## Written exercise
Give every entry again, word for word.

(Dataset rows)
# # # # #
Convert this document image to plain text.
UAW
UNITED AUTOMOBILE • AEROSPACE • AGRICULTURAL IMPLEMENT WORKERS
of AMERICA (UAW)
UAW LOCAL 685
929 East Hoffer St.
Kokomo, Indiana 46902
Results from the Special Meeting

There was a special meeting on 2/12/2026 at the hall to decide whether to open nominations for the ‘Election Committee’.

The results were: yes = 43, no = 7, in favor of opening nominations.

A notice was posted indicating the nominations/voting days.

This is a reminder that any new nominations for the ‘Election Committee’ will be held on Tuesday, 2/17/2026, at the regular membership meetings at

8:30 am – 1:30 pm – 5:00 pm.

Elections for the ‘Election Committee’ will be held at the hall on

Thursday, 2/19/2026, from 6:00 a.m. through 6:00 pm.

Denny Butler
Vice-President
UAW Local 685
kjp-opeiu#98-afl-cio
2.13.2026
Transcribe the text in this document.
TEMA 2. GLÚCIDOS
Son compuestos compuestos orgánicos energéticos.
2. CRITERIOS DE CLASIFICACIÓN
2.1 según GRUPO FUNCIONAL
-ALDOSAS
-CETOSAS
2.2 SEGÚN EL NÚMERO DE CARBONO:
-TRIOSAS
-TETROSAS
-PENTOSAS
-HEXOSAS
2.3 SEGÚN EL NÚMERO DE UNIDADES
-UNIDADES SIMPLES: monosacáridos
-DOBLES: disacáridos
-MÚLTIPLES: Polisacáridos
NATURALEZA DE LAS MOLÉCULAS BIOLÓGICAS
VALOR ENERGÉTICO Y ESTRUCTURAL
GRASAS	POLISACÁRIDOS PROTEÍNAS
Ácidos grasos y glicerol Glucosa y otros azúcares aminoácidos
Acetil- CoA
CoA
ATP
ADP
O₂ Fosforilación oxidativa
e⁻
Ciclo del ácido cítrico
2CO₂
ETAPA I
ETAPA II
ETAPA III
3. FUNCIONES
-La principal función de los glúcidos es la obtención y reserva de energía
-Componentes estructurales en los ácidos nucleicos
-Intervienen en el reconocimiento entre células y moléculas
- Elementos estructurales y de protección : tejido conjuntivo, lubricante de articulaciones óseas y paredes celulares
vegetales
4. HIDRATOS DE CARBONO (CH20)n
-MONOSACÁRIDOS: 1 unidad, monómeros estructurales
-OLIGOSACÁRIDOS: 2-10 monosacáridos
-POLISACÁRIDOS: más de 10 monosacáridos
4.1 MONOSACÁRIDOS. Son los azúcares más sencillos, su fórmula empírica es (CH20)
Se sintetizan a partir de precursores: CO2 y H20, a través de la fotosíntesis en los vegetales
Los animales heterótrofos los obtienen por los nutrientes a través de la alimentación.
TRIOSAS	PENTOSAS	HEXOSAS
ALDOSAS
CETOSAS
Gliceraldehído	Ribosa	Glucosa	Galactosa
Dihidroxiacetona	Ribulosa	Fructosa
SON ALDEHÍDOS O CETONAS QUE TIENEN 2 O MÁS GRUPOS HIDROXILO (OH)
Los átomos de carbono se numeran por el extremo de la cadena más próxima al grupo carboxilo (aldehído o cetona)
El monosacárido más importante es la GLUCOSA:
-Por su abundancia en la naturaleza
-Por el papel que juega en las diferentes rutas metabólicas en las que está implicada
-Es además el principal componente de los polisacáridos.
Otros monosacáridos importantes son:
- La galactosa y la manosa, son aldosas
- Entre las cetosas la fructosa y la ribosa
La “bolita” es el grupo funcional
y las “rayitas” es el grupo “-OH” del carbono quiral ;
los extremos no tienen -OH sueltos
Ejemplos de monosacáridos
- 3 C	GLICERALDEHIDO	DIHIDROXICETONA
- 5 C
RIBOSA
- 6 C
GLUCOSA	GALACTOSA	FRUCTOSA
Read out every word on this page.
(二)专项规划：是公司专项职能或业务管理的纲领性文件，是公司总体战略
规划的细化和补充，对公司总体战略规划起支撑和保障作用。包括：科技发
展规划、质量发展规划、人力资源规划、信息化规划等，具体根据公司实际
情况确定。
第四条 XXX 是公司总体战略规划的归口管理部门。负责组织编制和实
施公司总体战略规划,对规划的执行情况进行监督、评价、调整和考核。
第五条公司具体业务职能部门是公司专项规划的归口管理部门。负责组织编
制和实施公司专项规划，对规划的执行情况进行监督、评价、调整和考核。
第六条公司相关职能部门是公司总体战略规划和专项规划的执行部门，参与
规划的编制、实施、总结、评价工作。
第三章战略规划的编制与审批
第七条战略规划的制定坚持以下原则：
# # # # #
## Answer in full
Convert this document image to plain text.
UAW
UNITED AUTOMOBILE • AEROSPACE • AGRICULTURAL IMPLEMENT WORKERS
of AMERICA (UAW)
UAW LOCAL 685
929 East Hoffer St.
Kokomo, Indiana 46902
Results from the Special Meeting

There was a special meeting on 2/12/2026 at the hall to decide whether to open nominations for the ‘Election Committee’.

The results were: yes = 43, no = 7, in favor of opening nominations.

A notice was posted indicating the nominations/voting days.

This is a reminder that any new nominations for the ‘Election Committee’ will be held on Tuesday, 2/17/2026, at the regular membership meetings at

8:30 am – 1:30 pm – 5:00 pm.

Elections for the ‘Election Committee’ will be held at the hall on

Thursday, 2/19/2026, from 6:00 a.m. through 6:00 pm.

Denny Butler
Vice-President
UAW Local 685
kjp-opeiu#98-afl-cio
2.13.2026
Transcribe the text in this document.
TEMA 2. GLÚCIDOS
Son compuestos compuestos orgánicos energéticos.
2. CRITERIOS DE CLASIFICACIÓN
2.1 según GRUPO FUNCIONAL
-ALDOSAS
-CETOSAS
2.2 SEGÚN EL NÚMERO DE CARBONO:
-TRIOSAS
-TETROSAS
-PENTOSAS
-HEXOSAS
2.3 SEGÚN EL NÚMERO DE UNIDADES
-UNIDADES SIMPLES: monosacáridos
-DOBLES: disacáridos
-MÚLTIPLES: Polisacáridos
NATURALEZA DE LAS MOLÉCULAS BIOLÓGICAS
VALOR ENERGÉTICO Y ESTRUCTURAL
GRASAS	POLISACÁRIDOS PROTEÍNAS
Ácidos grasos y glicerol Glucosa y otros azúcares aminoácidos
Acetil- CoA
CoA
ATP
ADP
O₂ Fosforilación oxidativa
e⁻
Ciclo del ácido cítrico
2CO₂
ETAPA I
ETAPA II
ETAPA III
3. FUNCIONES
-La principal función de los glúcidos es la obtención y reserva de energía
-Componentes estructurales en los ácidos nucleicos
-Intervienen en el reconocimiento entre células y moléculas
- Elementos estructurales y de protección : tejido conjuntivo, lubricante de articulaciones óseas y paredes celulares
vegetales
4. HIDRATOS DE CARBONO (CH20)n
-MONOSACÁRIDOS: 1 unidad, monómeros estructurales
-OLIGOSACÁRIDOS: 2-10 monosacáridos
-POLISACÁRIDOS: más de 10 monosacáridos
4.1 MONOSACÁRIDOS. Son los azúcares más sencillos, su fórmula empírica es (CH20)
Se sintetizan a partir de precursores: CO2 y H20, a través de la fotosíntesis en los vegetales
Los animales heterótrofos los obtienen por los nutrientes a través de la alimentación.
TRIOSAS	PENTOSAS	HEXOSAS
ALDOSAS
CETOSAS
Gliceraldehído	Ribosa	Glucosa	Galactosa
Dihidroxiacetona	Ribulosa	Fructosa
SON ALDEHÍDOS O CETONAS QUE TIENEN 2 O MÁS GRUPOS HIDROXILO (OH)
Los átomos de carbono se numeran por el extremo de la cadena más próxima al grupo carboxilo (aldehído o cetona)
El monosacárido más importante es la GLUCOSA:
-Por su abundancia en la naturaleza
-Por el papel que juega en las diferentes rutas metabólicas en las que está implicada
-Es además el principal componente de los polisacáridos.
Otros monosacáridos importantes son:
- La galactosa y la manosa, son aldosas
- Entre las cetosas la fructosa y la ribosa
La “bolita” es el grupo funcional
y las “rayitas” es el grupo “-OH” del carbono quiral ;
los extremos no tienen -OH sueltos
Ejemplos de monosacáridos
- 3 C	GLICERALDEHIDO	DIHIDROXICETONA
- 5 C
RIBOSA
- 6 C
GLUCOSA	GALACTOSA	FRUCTOSA
Read out every word on this page.
(二)专项规划：是公司专项职能或业务管理的纲领性文件，是公司总体战略
规划的细化和补充，对公司总体战略规划起支撑和保障作用。包括：科技发
展规划、质量发展规划、人力资源规划、信息化规划等，具体根据公司实际
情况确定。
第四条 XXX 是公司总体战略规划的归口管理部门。负责组织编制和实
施公司总体战略规划,对规划的执行情况进行监督、评价、调整和考核。
第五条公司具体业务职能部门是公司专项规划的归口管理部门。负责组织编
制和实施公司专项规划，对规划的执行情况进行监督、评价、调整和考核。
第六条公司相关职能部门是公司总体战略规划和专项规划的执行部门，参与
规划的编制、实施、总结、评价工作。
第三章战略规划的编制与审批
第七条战略规划的制定坚持以下原则：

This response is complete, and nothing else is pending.